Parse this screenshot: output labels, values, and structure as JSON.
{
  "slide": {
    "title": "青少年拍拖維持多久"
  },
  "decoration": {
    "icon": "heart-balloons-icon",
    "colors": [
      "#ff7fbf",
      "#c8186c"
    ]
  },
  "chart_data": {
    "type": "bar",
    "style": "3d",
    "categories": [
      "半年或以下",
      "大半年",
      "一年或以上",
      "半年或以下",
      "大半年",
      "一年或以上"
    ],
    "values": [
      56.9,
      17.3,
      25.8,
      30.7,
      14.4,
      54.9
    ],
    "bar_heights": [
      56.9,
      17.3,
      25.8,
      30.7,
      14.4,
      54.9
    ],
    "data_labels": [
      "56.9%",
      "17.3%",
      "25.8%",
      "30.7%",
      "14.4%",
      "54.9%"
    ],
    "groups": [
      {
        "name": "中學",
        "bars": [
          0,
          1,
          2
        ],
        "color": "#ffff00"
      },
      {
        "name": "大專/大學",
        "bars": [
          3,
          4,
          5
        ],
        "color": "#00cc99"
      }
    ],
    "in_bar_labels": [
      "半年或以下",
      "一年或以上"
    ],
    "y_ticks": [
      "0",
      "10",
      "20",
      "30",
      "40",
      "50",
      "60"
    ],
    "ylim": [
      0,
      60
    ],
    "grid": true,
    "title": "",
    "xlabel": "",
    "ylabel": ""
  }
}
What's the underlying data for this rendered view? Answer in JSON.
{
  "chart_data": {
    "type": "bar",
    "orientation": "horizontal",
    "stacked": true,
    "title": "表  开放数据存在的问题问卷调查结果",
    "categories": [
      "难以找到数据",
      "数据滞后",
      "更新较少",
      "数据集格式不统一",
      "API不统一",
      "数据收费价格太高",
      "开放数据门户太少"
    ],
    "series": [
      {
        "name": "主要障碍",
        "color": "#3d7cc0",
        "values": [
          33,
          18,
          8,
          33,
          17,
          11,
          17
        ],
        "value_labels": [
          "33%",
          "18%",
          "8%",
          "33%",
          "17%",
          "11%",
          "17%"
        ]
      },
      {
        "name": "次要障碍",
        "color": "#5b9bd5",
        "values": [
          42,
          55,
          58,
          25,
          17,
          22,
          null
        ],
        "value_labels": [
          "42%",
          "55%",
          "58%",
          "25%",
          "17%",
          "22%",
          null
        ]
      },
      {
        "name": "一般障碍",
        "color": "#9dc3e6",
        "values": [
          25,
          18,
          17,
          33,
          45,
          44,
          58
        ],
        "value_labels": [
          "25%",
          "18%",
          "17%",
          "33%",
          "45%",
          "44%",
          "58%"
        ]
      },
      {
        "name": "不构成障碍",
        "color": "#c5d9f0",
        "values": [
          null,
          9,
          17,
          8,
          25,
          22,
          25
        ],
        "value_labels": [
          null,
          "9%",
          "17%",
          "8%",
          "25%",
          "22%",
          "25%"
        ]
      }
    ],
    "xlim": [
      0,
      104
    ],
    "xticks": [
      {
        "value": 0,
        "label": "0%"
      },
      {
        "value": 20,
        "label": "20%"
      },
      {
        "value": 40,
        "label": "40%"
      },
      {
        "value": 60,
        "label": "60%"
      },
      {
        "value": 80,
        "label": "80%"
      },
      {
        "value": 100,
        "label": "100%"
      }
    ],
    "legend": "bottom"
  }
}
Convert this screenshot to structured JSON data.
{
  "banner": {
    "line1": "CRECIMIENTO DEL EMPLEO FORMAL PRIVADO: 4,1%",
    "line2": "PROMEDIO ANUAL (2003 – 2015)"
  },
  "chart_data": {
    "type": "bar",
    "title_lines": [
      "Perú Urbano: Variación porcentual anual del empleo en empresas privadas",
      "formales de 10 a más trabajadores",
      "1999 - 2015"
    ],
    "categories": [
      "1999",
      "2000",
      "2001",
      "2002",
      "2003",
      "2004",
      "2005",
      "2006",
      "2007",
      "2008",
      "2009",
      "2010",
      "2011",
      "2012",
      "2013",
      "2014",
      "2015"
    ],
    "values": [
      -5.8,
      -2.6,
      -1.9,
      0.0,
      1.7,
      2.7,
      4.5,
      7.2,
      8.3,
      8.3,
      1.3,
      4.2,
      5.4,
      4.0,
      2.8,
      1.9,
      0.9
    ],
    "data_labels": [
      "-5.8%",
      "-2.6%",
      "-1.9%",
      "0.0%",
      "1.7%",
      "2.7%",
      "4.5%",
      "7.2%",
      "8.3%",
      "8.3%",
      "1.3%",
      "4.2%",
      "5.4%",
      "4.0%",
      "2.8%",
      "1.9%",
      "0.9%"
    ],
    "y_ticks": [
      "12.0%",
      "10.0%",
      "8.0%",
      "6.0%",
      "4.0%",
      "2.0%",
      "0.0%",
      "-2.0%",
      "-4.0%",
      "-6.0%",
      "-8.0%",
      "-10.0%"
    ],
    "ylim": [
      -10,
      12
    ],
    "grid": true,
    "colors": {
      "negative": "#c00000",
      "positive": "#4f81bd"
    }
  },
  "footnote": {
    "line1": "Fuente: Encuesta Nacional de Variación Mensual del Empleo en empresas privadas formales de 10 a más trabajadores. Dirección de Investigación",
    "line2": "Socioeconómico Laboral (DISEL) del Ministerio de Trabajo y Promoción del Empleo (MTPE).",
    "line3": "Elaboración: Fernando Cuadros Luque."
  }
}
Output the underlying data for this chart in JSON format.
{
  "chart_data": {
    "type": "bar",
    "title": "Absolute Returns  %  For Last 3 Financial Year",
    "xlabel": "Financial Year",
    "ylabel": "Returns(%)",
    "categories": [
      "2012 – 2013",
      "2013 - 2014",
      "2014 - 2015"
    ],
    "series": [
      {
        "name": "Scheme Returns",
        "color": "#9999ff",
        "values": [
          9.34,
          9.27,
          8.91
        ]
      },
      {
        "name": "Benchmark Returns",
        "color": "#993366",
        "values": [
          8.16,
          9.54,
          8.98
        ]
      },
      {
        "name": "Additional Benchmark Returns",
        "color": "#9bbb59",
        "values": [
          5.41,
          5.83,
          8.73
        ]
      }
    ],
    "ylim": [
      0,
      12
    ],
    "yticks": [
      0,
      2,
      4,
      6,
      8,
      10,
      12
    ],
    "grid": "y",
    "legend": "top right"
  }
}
++++++++++++++++++++
The records above are to be repeated exactly, in their entirety.

◆ **Full solution**:
Parse this screenshot: output labels, values, and structure as JSON.
{
  "slide": {
    "title": "青少年拍拖維持多久"
  },
  "decoration": {
    "icon": "heart-balloons-icon",
    "colors": [
      "#ff7fbf",
      "#c8186c"
    ]
  },
  "chart_data": {
    "type": "bar",
    "style": "3d",
    "categories": [
      "半年或以下",
      "大半年",
      "一年或以上",
      "半年或以下",
      "大半年",
      "一年或以上"
    ],
    "values": [
      56.9,
      17.3,
      25.8,
      30.7,
      14.4,
      54.9
    ],
    "bar_heights": [
      56.9,
      17.3,
      25.8,
      30.7,
      14.4,
      54.9
    ],
    "data_labels": [
      "56.9%",
      "17.3%",
      "25.8%",
      "30.7%",
      "14.4%",
      "54.9%"
    ],
    "groups": [
      {
        "name": "中學",
        "bars": [
          0,
          1,
          2
        ],
        "color": "#ffff00"
      },
      {
        "name": "大專/大學",
        "bars": [
          3,
          4,
          5
        ],
        "color": "#00cc99"
      }
    ],
    "in_bar_labels": [
      "半年或以下",
      "一年或以上"
    ],
    "y_ticks": [
      "0",
      "10",
      "20",
      "30",
      "40",
      "50",
      "60"
    ],
    "ylim": [
      0,
      60
    ],
    "grid": true,
    "title": "",
    "xlabel": "",
    "ylabel": ""
  }
}
What's the underlying data for this rendered view? Answer in JSON.
{
  "chart_data": {
    "type": "bar",
    "orientation": "horizontal",
    "stacked": true,
    "title": "表  开放数据存在的问题问卷调查结果",
    "categories": [
      "难以找到数据",
      "数据滞后",
      "更新较少",
      "数据集格式不统一",
      "API不统一",
      "数据收费价格太高",
      "开放数据门户太少"
    ],
    "series": [
      {
        "name": "主要障碍",
        "color": "#3d7cc0",
        "values": [
          33,
          18,
          8,
          33,
          17,
          11,
          17
        ],
        "value_labels": [
          "33%",
          "18%",
          "8%",
          "33%",
          "17%",
          "11%",
          "17%"
        ]
      },
      {
        "name": "次要障碍",
        "color": "#5b9bd5",
        "values": [
          42,
          55,
          58,
          25,
          17,
          22,
          null
        ],
        "value_labels": [
          "42%",
          "55%",
          "58%",
          "25%",
          "17%",
          "22%",
          null
        ]
      },
      {
        "name": "一般障碍",
        "color": "#9dc3e6",
        "values": [
          25,
          18,
          17,
          33,
          45,
          44,
          58
        ],
        "value_labels": [
          "25%",
          "18%",
          "17%",
          "33%",
          "45%",
          "44%",
          "58%"
        ]
      },
      {
        "name": "不构成障碍",
        "color": "#c5d9f0",
        "values": [
          null,
          9,
          17,
          8,
          25,
          22,
          25
        ],
        "value_labels": [
          null,
          "9%",
          "17%",
          "8%",
          "25%",
          "22%",
          "25%"
        ]
      }
    ],
    "xlim": [
      0,
      104
    ],
    "xticks": [
      {
        "value": 0,
        "label": "0%"
      },
      {
        "value": 20,
        "label": "20%"
      },
      {
        "value": 40,
        "label": "40%"
      },
      {
        "value": 60,
        "label": "60%"
      },
      {
        "value": 80,
        "label": "80%"
      },
      {
        "value": 100,
        "label": "100%"
      }
    ],
    "legend": "bottom"
  }
}
Convert this screenshot to structured JSON data.
{
  "banner": {
    "line1": "CRECIMIENTO DEL EMPLEO FORMAL PRIVADO: 4,1%",
    "line2": "PROMEDIO ANUAL (2003 – 2015)"
  },
  "chart_data": {
    "type": "bar",
    "title_lines": [
      "Perú Urbano: Variación porcentual anual del empleo en empresas privadas",
      "formales de 10 a más trabajadores",
      "1999 - 2015"
    ],
    "categories": [
      "1999",
      "2000",
      "2001",
      "2002",
      "2003",
      "2004",
      "2005",
      "2006",
      "2007",
      "2008",
      "2009",
      "2010",
      "2011",
      "2012",
      "2013",
      "2014",
      "2015"
    ],
    "values": [
      -5.8,
      -2.6,
      -1.9,
      0.0,
      1.7,
      2.7,
      4.5,
      7.2,
      8.3,
      8.3,
      1.3,
      4.2,
      5.4,
      4.0,
      2.8,
      1.9,
      0.9
    ],
    "data_labels": [
      "-5.8%",
      "-2.6%",
      "-1.9%",
      "0.0%",
      "1.7%",
      "2.7%",
      "4.5%",
      "7.2%",
      "8.3%",
      "8.3%",
      "1.3%",
      "4.2%",
      "5.4%",
      "4.0%",
      "2.8%",
      "1.9%",
      "0.9%"
    ],
    "y_ticks": [
      "12.0%",
      "10.0%",
      "8.0%",
      "6.0%",
      "4.0%",
      "2.0%",
      "0.0%",
      "-2.0%",
      "-4.0%",
      "-6.0%",
      "-8.0%",
      "-10.0%"
    ],
    "ylim": [
      -10,
      12
    ],
    "grid": true,
    "colors": {
      "negative": "#c00000",
      "positive": "#4f81bd"
    }
  },
  "footnote": {
    "line1": "Fuente: Encuesta Nacional de Variación Mensual del Empleo en empresas privadas formales de 10 a más trabajadores. Dirección de Investigación",
    "line2": "Socioeconómico Laboral (DISEL) del Ministerio de Trabajo y Promoción del Empleo (MTPE).",
    "line3": "Elaboración: Fernando Cuadros Luque."
  }
}
Output the underlying data for this chart in JSON format.
{
  "chart_data": {
    "type": "bar",
    "title": "Absolute Returns  %  For Last 3 Financial Year",
    "xlabel": "Financial Year",
    "ylabel": "Returns(%)",
    "categories": [
      "2012 – 2013",
      "2013 - 2014",
      "2014 - 2015"
    ],
    "series": [
      {
        "name": "Scheme Returns",
        "color": "#9999ff",
        "values": [
          9.34,
          9.27,
          8.91
        ]
      },
      {
        "name": "Benchmark Returns",
        "color": "#993366",
        "values": [
          8.16,
          9.54,
          8.98
        ]
      },
      {
        "name": "Additional Benchmark Returns",
        "color": "#9bbb59",
        "values": [
          5.41,
          5.83,
          8.73
        ]
      }
    ],
    "ylim": [
      0,
      12
    ],
    "yticks": [
      0,
      2,
      4,
      6,
      8,
      10,
      12
    ],
    "grid": "y",
    "legend": "top right"
  }
}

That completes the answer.